Reproduce the material in full, exactly as written.

**PROVIDED DATA:**
★ ★ ★
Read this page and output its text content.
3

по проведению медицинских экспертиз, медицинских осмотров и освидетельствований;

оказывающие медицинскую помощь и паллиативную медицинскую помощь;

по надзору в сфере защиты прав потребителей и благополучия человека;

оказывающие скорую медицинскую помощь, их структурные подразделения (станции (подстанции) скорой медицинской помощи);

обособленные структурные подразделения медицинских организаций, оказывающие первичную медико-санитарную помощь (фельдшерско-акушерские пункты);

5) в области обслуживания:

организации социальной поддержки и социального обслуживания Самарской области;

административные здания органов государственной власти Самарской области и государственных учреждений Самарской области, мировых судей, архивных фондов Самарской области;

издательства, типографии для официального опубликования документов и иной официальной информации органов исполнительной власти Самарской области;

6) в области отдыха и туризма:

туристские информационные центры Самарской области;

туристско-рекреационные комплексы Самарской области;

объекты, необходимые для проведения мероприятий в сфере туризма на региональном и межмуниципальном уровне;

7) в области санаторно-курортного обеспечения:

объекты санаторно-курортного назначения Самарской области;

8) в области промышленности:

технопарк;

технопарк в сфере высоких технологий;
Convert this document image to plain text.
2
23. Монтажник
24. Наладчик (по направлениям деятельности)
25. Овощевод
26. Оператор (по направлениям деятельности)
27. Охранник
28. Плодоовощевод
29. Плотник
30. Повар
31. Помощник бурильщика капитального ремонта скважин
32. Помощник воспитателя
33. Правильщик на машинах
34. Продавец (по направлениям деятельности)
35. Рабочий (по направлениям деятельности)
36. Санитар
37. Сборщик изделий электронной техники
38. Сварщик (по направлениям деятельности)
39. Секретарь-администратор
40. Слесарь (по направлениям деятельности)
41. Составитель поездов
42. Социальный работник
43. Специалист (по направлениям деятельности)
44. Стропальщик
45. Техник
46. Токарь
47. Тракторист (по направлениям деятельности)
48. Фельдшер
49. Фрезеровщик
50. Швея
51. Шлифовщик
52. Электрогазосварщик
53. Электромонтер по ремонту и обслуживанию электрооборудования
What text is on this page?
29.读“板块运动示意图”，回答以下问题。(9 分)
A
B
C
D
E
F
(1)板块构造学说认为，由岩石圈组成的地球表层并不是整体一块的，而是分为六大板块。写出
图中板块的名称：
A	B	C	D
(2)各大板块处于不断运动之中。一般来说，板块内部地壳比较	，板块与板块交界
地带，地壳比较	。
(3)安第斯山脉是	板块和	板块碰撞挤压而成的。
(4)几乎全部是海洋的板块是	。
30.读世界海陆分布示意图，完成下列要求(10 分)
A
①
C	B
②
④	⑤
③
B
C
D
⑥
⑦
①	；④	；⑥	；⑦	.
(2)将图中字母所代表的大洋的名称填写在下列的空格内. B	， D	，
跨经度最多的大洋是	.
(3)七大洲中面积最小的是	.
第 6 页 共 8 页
★ ★ ★
**EXERCISE ANSWER:**
Read this page and output its text content.
3

по проведению медицинских экспертиз, медицинских осмотров и освидетельствований;

оказывающие медицинскую помощь и паллиативную медицинскую помощь;

по надзору в сфере защиты прав потребителей и благополучия человека;

оказывающие скорую медицинскую помощь, их структурные подразделения (станции (подстанции) скорой медицинской помощи);

обособленные структурные подразделения медицинских организаций, оказывающие первичную медико-санитарную помощь (фельдшерско-акушерские пункты);

5) в области обслуживания:

организации социальной поддержки и социального обслуживания Самарской области;

административные здания органов государственной власти Самарской области и государственных учреждений Самарской области, мировых судей, архивных фондов Самарской области;

издательства, типографии для официального опубликования документов и иной официальной информации органов исполнительной власти Самарской области;

6) в области отдыха и туризма:

туристские информационные центры Самарской области;

туристско-рекреационные комплексы Самарской области;

объекты, необходимые для проведения мероприятий в сфере туризма на региональном и межмуниципальном уровне;

7) в области санаторно-курортного обеспечения:

объекты санаторно-курортного назначения Самарской области;

8) в области промышленности:

технопарк;

технопарк в сфере высоких технологий;
Convert this document image to plain text.
2
23. Монтажник
24. Наладчик (по направлениям деятельности)
25. Овощевод
26. Оператор (по направлениям деятельности)
27. Охранник
28. Плодоовощевод
29. Плотник
30. Повар
31. Помощник бурильщика капитального ремонта скважин
32. Помощник воспитателя
33. Правильщик на машинах
34. Продавец (по направлениям деятельности)
35. Рабочий (по направлениям деятельности)
36. Санитар
37. Сборщик изделий электронной техники
38. Сварщик (по направлениям деятельности)
39. Секретарь-администратор
40. Слесарь (по направлениям деятельности)
41. Составитель поездов
42. Социальный работник
43. Специалист (по направлениям деятельности)
44. Стропальщик
45. Техник
46. Токарь
47. Тракторист (по направлениям деятельности)
48. Фельдшер
49. Фрезеровщик
50. Швея
51. Шлифовщик
52. Электрогазосварщик
53. Электромонтер по ремонту и обслуживанию электрооборудования
What text is on this page?
29.读“板块运动示意图”，回答以下问题。(9 分)
A
B
C
D
E
F
(1)板块构造学说认为，由岩石圈组成的地球表层并不是整体一块的，而是分为六大板块。写出
图中板块的名称：
A	B	C	D
(2)各大板块处于不断运动之中。一般来说，板块内部地壳比较	，板块与板块交界
地带，地壳比较	。
(3)安第斯山脉是	板块和	板块碰撞挤压而成的。
(4)几乎全部是海洋的板块是	。
30.读世界海陆分布示意图，完成下列要求(10 分)
A
①
C	B
②
④	⑤
③
B
C
D
⑥
⑦
①	；④	；⑥	；⑦	.
(2)将图中字母所代表的大洋的名称填写在下列的空格内. B	， D	，
跨经度最多的大洋是	.
(3)七大洲中面积最小的是	.
第 6 页 共 8 页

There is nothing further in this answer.